EXERCISE DIRECTIONS – Transcribe every record that appears below, exactly and in full.

(Figure collection entries)
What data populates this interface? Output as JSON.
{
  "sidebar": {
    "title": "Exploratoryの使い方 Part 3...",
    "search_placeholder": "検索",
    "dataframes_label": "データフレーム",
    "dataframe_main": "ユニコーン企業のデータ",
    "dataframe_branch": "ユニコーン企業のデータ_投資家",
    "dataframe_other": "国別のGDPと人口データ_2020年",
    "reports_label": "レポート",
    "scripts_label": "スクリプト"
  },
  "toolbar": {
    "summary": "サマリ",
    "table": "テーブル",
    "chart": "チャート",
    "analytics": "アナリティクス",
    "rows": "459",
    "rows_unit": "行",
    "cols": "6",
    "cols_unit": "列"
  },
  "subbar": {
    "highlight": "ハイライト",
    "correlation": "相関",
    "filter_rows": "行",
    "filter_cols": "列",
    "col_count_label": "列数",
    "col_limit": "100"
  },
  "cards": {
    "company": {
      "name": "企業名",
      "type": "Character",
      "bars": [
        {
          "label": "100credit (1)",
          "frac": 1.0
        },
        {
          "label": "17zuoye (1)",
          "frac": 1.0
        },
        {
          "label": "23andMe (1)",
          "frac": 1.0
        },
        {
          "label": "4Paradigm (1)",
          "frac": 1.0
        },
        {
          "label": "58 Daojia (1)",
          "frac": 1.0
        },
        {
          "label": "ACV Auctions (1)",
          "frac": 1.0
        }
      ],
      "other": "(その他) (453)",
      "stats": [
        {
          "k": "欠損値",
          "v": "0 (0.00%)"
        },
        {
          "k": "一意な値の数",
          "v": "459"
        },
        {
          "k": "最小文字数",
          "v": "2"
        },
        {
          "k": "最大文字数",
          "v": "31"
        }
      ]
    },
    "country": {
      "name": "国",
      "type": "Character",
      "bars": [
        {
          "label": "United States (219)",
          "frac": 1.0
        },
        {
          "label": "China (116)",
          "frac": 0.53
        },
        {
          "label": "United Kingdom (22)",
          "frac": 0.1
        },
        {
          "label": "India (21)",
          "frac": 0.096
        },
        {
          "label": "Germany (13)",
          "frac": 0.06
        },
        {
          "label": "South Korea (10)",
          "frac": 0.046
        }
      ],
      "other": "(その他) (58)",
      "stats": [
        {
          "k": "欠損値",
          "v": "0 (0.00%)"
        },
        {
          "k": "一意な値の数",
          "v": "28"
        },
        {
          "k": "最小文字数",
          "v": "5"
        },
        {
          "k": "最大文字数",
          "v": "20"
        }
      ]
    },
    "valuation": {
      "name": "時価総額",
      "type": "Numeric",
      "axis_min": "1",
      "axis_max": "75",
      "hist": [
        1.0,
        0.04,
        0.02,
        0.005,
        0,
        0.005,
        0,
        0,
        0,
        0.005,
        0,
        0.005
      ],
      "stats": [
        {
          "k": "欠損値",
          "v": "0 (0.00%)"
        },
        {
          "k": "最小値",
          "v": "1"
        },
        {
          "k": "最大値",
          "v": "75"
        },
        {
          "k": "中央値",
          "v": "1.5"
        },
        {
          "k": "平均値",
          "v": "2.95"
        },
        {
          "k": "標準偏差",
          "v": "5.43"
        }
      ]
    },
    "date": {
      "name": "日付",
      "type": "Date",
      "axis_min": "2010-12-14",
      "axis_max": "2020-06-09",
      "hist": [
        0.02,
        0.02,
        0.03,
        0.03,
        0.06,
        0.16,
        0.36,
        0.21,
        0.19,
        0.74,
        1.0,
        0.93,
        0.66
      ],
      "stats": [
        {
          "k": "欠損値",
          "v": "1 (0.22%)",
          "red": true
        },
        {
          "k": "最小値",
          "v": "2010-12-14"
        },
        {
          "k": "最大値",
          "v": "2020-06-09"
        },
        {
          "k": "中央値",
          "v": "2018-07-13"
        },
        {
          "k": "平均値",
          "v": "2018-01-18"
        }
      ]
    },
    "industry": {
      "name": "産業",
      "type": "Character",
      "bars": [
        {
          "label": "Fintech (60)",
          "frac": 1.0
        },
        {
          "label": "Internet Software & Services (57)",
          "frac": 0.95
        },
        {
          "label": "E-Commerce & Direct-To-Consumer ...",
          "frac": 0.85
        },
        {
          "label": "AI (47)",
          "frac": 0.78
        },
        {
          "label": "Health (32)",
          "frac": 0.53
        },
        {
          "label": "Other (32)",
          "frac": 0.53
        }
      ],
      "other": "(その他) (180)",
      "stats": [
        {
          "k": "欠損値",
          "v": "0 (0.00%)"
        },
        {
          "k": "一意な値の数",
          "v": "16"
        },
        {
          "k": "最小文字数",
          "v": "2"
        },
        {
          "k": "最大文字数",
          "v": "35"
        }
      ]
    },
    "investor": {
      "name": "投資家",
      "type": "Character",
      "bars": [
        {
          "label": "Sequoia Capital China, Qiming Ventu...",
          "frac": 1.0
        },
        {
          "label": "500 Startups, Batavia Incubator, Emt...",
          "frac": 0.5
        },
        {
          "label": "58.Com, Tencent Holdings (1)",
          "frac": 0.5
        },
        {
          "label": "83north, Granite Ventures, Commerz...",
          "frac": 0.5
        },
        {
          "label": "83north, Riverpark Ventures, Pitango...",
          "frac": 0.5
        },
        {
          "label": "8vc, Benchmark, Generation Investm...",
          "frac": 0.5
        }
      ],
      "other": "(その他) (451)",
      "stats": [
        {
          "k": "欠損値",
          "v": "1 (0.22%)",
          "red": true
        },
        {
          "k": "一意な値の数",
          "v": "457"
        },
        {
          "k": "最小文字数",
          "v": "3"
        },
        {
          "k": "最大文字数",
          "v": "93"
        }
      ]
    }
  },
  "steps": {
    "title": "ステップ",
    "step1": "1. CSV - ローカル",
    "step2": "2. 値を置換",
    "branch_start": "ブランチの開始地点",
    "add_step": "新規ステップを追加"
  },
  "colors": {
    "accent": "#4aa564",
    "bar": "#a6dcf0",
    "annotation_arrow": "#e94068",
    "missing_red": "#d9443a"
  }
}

EXPECTED ANSWER –
What data populates this interface? Output as JSON.
{
  "sidebar": {
    "title": "Exploratoryの使い方 Part 3...",
    "search_placeholder": "検索",
    "dataframes_label": "データフレーム",
    "dataframe_main": "ユニコーン企業のデータ",
    "dataframe_branch": "ユニコーン企業のデータ_投資家",
    "dataframe_other": "国別のGDPと人口データ_2020年",
    "reports_label": "レポート",
    "scripts_label": "スクリプト"
  },
  "toolbar": {
    "summary": "サマリ",
    "table": "テーブル",
    "chart": "チャート",
    "analytics": "アナリティクス",
    "rows": "459",
    "rows_unit": "行",
    "cols": "6",
    "cols_unit": "列"
  },
  "subbar": {
    "highlight": "ハイライト",
    "correlation": "相関",
    "filter_rows": "行",
    "filter_cols": "列",
    "col_count_label": "列数",
    "col_limit": "100"
  },
  "cards": {
    "company": {
      "name": "企業名",
      "type": "Character",
      "bars": [
        {
          "label": "100credit (1)",
          "frac": 1.0
        },
        {
          "label": "17zuoye (1)",
          "frac": 1.0
        },
        {
          "label": "23andMe (1)",
          "frac": 1.0
        },
        {
          "label": "4Paradigm (1)",
          "frac": 1.0
        },
        {
          "label": "58 Daojia (1)",
          "frac": 1.0
        },
        {
          "label": "ACV Auctions (1)",
          "frac": 1.0
        }
      ],
      "other": "(その他) (453)",
      "stats": [
        {
          "k": "欠損値",
          "v": "0 (0.00%)"
        },
        {
          "k": "一意な値の数",
          "v": "459"
        },
        {
          "k": "最小文字数",
          "v": "2"
        },
        {
          "k": "最大文字数",
          "v": "31"
        }
      ]
    },
    "country": {
      "name": "国",
      "type": "Character",
      "bars": [
        {
          "label": "United States (219)",
          "frac": 1.0
        },
        {
          "label": "China (116)",
          "frac": 0.53
        },
        {
          "label": "United Kingdom (22)",
          "frac": 0.1
        },
        {
          "label": "India (21)",
          "frac": 0.096
        },
        {
          "label": "Germany (13)",
          "frac": 0.06
        },
        {
          "label": "South Korea (10)",
          "frac": 0.046
        }
      ],
      "other": "(その他) (58)",
      "stats": [
        {
          "k": "欠損値",
          "v": "0 (0.00%)"
        },
        {
          "k": "一意な値の数",
          "v": "28"
        },
        {
          "k": "最小文字数",
          "v": "5"
        },
        {
          "k": "最大文字数",
          "v": "20"
        }
      ]
    },
    "valuation": {
      "name": "時価総額",
      "type": "Numeric",
      "axis_min": "1",
      "axis_max": "75",
      "hist": [
        1.0,
        0.04,
        0.02,
        0.005,
        0,
        0.005,
        0,
        0,
        0,
        0.005,
        0,
        0.005
      ],
      "stats": [
        {
          "k": "欠損値",
          "v": "0 (0.00%)"
        },
        {
          "k": "最小値",
          "v": "1"
        },
        {
          "k": "最大値",
          "v": "75"
        },
        {
          "k": "中央値",
          "v": "1.5"
        },
        {
          "k": "平均値",
          "v": "2.95"
        },
        {
          "k": "標準偏差",
          "v": "5.43"
        }
      ]
    },
    "date": {
      "name": "日付",
      "type": "Date",
      "axis_min": "2010-12-14",
      "axis_max": "2020-06-09",
      "hist": [
        0.02,
        0.02,
        0.03,
        0.03,
        0.06,
        0.16,
        0.36,
        0.21,
        0.19,
        0.74,
        1.0,
        0.93,
        0.66
      ],
      "stats": [
        {
          "k": "欠損値",
          "v": "1 (0.22%)",
          "red": true
        },
        {
          "k": "最小値",
          "v": "2010-12-14"
        },
        {
          "k": "最大値",
          "v": "2020-06-09"
        },
        {
          "k": "中央値",
          "v": "2018-07-13"
        },
        {
          "k": "平均値",
          "v": "2018-01-18"
        }
      ]
    },
    "industry": {
      "name": "産業",
      "type": "Character",
      "bars": [
        {
          "label": "Fintech (60)",
          "frac": 1.0
        },
        {
          "label": "Internet Software & Services (57)",
          "frac": 0.95
        },
        {
          "label": "E-Commerce & Direct-To-Consumer ...",
          "frac": 0.85
        },
        {
          "label": "AI (47)",
          "frac": 0.78
        },
        {
          "label": "Health (32)",
          "frac": 0.53
        },
        {
          "label": "Other (32)",
          "frac": 0.53
        }
      ],
      "other": "(その他) (180)",
      "stats": [
        {
          "k": "欠損値",
          "v": "0 (0.00%)"
        },
        {
          "k": "一意な値の数",
          "v": "16"
        },
        {
          "k": "最小文字数",
          "v": "2"
        },
        {
          "k": "最大文字数",
          "v": "35"
        }
      ]
    },
    "investor": {
      "name": "投資家",
      "type": "Character",
      "bars": [
        {
          "label": "Sequoia Capital China, Qiming Ventu...",
          "frac": 1.0
        },
        {
          "label": "500 Startups, Batavia Incubator, Emt...",
          "frac": 0.5
        },
        {
          "label": "58.Com, Tencent Holdings (1)",
          "frac": 0.5
        },
        {
          "label": "83north, Granite Ventures, Commerz...",
          "frac": 0.5
        },
        {
          "label": "83north, Riverpark Ventures, Pitango...",
          "frac": 0.5
        },
        {
          "label": "8vc, Benchmark, Generation Investm...",
          "frac": 0.5
        }
      ],
      "other": "(その他) (451)",
      "stats": [
        {
          "k": "欠損値",
          "v": "1 (0.22%)",
          "red": true
        },
        {
          "k": "一意な値の数",
          "v": "457"
        },
        {
          "k": "最小文字数",
          "v": "3"
        },
        {
          "k": "最大文字数",
          "v": "93"
        }
      ]
    }
  },
  "steps": {
    "title": "ステップ",
    "step1": "1. CSV - ローカル",
    "step2": "2. 値を置換",
    "branch_start": "ブランチの開始地点",
    "add_step": "新規ステップを追加"
  },
  "colors": {
    "accent": "#4aa564",
    "bar": "#a6dcf0",
    "annotation_arrow": "#e94068",
    "missing_red": "#d9443a"
  }
}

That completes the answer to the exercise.